Figure record extracts:
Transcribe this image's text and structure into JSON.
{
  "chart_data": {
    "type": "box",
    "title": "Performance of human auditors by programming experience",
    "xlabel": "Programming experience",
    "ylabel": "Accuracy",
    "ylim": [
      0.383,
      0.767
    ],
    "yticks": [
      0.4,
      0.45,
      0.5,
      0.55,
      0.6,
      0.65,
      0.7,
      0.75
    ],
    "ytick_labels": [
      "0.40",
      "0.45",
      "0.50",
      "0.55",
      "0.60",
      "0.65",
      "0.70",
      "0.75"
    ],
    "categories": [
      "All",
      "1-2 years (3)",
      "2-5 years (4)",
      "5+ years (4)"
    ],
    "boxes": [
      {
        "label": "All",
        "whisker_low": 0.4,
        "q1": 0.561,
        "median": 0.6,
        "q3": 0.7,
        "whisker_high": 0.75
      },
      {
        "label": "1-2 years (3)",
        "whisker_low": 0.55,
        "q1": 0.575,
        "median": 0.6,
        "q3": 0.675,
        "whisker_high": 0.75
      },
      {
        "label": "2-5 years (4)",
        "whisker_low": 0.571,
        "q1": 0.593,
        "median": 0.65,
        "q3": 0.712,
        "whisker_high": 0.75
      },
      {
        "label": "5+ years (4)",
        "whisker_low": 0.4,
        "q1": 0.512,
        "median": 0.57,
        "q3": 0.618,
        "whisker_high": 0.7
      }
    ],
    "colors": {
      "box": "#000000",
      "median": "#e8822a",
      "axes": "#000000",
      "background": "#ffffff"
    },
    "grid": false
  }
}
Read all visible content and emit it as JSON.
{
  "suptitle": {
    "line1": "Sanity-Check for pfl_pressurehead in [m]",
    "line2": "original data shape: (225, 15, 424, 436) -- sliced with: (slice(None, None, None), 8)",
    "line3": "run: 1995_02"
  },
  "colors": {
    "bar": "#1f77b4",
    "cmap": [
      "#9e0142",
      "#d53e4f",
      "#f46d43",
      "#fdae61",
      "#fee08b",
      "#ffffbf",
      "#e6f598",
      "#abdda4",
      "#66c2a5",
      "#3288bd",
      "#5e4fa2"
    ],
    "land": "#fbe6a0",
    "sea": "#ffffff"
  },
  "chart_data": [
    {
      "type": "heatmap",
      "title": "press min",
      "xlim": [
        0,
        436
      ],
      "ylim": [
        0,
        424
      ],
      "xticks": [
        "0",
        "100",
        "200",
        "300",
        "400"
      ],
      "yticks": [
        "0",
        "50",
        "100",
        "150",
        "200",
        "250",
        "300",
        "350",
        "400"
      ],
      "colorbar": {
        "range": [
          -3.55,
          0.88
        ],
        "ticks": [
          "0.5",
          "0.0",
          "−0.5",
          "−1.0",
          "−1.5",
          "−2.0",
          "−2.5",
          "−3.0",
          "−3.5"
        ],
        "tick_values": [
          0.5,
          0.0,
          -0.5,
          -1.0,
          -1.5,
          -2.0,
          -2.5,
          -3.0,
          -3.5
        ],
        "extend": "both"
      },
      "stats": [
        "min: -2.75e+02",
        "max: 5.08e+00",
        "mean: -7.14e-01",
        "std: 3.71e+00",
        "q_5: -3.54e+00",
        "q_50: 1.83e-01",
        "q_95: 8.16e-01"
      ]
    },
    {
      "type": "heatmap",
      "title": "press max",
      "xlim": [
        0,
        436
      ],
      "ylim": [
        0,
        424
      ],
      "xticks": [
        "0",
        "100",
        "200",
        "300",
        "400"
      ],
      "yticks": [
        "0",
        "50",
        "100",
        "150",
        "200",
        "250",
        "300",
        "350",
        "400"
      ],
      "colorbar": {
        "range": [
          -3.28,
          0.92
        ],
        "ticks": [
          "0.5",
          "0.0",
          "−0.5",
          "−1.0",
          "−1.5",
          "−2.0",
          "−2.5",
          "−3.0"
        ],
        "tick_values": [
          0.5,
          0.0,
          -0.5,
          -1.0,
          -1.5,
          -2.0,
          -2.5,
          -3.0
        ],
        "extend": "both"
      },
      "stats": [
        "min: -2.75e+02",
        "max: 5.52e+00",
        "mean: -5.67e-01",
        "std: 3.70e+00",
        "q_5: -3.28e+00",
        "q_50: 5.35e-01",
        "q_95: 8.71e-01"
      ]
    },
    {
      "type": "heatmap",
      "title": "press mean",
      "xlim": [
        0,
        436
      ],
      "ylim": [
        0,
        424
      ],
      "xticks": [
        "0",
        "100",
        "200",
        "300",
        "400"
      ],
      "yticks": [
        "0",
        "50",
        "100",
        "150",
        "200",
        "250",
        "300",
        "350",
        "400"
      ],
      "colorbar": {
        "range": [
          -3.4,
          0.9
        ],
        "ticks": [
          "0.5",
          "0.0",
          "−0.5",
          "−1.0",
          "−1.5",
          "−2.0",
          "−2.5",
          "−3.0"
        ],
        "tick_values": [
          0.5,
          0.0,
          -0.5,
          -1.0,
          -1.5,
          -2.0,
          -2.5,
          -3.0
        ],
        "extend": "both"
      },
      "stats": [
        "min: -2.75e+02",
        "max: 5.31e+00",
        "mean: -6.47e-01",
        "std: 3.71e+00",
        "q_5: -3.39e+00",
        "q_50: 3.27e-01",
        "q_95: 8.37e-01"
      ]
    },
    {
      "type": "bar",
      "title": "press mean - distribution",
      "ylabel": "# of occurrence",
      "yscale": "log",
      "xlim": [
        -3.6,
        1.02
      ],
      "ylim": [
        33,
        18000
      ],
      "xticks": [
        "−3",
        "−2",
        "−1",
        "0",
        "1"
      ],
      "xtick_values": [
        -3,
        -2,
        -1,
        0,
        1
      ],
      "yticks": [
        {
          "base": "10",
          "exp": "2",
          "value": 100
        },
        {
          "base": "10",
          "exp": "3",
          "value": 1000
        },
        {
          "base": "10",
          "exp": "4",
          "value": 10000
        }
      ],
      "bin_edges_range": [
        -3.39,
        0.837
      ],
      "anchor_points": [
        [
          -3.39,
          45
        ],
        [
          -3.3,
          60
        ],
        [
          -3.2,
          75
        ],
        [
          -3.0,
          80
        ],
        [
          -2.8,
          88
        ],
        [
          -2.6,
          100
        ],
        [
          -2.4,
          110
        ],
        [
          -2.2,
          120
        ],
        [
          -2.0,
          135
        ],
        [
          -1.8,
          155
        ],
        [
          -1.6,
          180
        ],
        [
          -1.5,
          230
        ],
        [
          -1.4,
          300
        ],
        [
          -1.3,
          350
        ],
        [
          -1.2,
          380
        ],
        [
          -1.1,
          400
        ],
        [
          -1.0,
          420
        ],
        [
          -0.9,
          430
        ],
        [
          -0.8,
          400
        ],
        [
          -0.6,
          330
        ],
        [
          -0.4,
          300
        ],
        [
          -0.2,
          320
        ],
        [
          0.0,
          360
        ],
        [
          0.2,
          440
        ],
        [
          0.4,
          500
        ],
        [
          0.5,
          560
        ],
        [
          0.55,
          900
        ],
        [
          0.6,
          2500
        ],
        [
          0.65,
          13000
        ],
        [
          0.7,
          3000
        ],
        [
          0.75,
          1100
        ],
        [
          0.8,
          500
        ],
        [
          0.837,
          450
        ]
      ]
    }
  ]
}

=== THE TASK ===
Which lines hold the word "median"? Show each one.

=== THE ANSWER ===
        "median": 0.6,
        "median": 0.6,
        "median": 0.65,
        "median": 0.57,
      "median": "#e8822a",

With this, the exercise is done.